--- begin ---

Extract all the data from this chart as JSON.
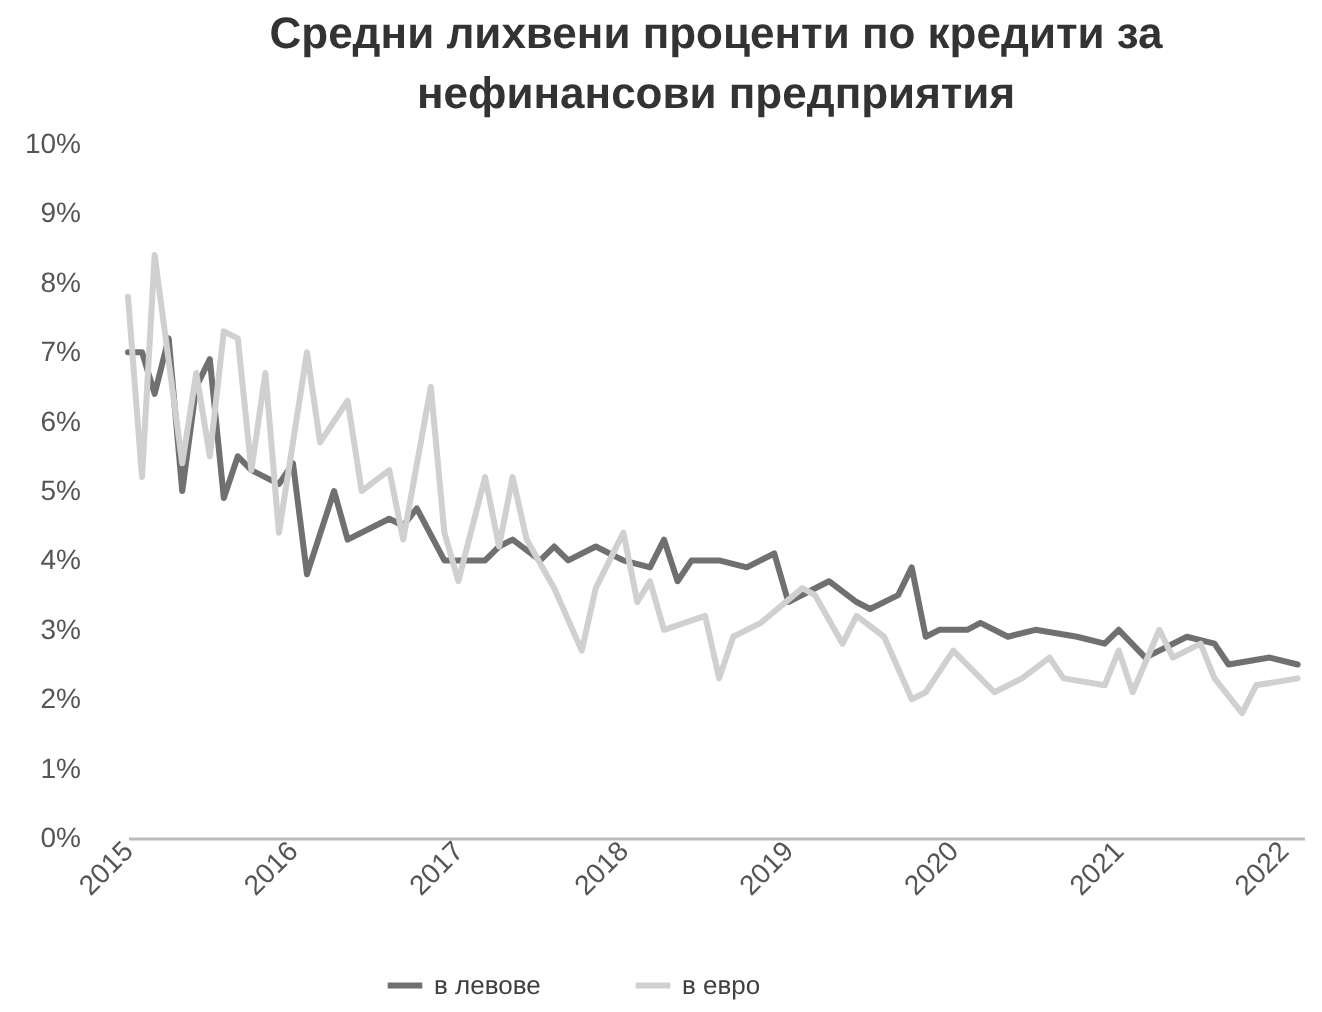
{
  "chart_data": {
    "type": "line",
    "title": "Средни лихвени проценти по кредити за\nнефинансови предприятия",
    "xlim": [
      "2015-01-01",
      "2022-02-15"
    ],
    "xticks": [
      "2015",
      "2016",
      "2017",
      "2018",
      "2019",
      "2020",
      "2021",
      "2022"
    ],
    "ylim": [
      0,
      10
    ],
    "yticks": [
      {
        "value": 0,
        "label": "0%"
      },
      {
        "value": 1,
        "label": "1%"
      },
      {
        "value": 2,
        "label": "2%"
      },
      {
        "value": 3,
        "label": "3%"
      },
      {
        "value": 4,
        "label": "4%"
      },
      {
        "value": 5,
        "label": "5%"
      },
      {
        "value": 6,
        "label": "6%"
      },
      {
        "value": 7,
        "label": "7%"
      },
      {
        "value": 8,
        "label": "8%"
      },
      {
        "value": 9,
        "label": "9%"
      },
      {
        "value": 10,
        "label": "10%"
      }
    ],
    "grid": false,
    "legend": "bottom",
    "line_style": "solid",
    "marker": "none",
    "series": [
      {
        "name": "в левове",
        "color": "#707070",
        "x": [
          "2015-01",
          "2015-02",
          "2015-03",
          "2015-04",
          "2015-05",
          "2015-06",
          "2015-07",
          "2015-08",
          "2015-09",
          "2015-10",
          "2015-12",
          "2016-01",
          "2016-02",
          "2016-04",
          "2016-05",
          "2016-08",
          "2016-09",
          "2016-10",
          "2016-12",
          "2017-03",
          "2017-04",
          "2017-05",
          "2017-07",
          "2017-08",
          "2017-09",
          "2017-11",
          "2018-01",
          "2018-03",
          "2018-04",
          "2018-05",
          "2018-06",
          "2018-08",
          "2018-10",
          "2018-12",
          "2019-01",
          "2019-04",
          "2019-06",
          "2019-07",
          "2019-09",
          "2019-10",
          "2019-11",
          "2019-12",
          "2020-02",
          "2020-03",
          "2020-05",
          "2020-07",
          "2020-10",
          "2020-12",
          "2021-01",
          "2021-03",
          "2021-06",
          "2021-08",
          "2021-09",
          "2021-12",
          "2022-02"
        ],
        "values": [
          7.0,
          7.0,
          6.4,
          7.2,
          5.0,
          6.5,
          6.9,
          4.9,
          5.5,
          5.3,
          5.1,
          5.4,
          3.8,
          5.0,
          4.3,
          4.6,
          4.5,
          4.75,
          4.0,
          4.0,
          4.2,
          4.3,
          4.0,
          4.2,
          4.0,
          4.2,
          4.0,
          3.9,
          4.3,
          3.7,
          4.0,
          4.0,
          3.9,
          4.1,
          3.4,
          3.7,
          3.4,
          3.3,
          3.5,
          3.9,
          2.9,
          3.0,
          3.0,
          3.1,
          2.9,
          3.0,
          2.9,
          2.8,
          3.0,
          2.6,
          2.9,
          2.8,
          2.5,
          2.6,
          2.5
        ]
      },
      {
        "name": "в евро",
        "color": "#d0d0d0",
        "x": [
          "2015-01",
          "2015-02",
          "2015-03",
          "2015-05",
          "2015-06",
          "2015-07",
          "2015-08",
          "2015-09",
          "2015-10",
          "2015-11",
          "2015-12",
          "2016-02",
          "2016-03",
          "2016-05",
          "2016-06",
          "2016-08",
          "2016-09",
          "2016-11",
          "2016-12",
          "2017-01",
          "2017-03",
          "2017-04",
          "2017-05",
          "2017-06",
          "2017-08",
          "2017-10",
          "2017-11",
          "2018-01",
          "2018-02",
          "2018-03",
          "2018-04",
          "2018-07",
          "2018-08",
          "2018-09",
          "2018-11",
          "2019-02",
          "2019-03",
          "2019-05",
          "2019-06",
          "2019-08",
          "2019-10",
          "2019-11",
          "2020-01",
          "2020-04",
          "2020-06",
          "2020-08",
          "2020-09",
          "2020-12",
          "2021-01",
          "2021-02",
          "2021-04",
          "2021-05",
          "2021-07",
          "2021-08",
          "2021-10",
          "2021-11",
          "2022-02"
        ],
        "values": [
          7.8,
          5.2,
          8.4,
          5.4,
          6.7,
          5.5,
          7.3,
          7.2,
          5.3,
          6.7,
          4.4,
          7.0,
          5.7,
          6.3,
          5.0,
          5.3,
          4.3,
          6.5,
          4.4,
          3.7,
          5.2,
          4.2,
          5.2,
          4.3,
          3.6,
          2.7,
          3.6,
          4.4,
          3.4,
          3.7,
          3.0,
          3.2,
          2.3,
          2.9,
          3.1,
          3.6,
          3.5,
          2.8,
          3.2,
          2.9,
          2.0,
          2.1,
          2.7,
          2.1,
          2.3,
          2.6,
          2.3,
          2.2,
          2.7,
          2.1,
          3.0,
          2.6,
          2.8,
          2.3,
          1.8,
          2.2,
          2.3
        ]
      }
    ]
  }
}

--- end ---

GIVEN EXERCISE: Scan the material above. Extract every line in which the word "label" occurs.

RESULT FOR THIS TASK:
        "label": "0%"
        "label": "1%"
        "label": "2%"
        "label": "3%"
        "label": "4%"
        "label": "5%"
        "label": "6%"
        "label": "7%"
        "label": "8%"
        "label": "9%"
        "label": "10%"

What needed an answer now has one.